►

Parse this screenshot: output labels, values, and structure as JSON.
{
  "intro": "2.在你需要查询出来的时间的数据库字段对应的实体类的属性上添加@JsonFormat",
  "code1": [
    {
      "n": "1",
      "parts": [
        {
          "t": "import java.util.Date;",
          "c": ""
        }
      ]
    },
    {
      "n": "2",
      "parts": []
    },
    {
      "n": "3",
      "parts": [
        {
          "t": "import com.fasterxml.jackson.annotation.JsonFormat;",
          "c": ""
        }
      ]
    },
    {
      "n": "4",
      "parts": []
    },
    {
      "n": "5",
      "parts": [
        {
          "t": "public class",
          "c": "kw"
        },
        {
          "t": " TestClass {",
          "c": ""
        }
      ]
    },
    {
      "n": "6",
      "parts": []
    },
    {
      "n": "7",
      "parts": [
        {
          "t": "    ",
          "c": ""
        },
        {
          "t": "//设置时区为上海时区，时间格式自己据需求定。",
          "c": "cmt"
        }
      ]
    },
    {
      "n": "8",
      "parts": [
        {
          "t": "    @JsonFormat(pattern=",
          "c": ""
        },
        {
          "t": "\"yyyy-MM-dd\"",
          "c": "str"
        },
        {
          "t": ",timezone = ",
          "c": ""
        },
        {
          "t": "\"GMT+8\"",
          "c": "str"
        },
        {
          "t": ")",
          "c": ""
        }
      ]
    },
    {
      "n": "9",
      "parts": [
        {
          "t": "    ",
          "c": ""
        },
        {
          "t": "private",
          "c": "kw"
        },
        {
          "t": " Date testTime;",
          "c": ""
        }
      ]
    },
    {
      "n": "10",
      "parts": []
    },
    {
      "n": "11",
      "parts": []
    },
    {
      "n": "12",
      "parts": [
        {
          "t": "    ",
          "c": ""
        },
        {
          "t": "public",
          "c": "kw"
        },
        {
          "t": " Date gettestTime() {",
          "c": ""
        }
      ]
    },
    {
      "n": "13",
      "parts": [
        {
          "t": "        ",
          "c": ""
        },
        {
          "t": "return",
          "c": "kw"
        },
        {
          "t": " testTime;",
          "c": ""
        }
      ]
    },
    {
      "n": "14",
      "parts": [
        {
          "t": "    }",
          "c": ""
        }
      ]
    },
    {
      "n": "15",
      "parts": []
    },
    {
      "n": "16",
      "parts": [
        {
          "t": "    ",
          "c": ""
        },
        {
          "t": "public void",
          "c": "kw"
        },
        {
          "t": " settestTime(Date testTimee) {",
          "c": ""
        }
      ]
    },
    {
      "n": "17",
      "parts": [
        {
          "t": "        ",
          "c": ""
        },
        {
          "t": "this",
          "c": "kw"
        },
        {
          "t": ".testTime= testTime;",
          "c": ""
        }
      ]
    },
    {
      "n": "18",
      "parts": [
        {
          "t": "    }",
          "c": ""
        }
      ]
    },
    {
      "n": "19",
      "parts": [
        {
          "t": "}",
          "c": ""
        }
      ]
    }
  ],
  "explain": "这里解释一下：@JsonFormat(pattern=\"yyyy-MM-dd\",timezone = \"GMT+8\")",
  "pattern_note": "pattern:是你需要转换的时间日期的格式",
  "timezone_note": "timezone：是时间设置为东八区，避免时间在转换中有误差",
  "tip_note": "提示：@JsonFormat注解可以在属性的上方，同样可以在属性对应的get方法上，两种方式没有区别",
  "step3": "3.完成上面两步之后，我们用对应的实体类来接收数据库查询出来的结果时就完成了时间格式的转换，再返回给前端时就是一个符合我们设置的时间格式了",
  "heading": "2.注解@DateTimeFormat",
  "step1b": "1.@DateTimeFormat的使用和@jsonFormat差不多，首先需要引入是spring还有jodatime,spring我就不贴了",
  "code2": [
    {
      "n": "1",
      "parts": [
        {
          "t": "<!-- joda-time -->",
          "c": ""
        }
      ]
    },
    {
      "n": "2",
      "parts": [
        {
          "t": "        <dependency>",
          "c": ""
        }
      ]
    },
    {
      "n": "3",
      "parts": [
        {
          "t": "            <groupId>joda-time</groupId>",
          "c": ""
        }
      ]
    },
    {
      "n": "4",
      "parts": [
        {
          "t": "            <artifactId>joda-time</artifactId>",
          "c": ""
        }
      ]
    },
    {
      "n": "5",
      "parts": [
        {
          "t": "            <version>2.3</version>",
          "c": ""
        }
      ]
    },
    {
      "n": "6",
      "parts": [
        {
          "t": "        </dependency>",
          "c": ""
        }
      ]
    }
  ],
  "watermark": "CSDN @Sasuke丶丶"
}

◄

**WHAT YOU ARE ASKED TO DO**
Search the data above for lines holding "yyyy" and copy each of them.

**TASK OUTPUT**
          "t": "\"yyyy-MM-dd\"",
  "explain": "这里解释一下：@JsonFormat(pattern=\"yyyy-MM-dd\",timezone = \"GMT+8\")",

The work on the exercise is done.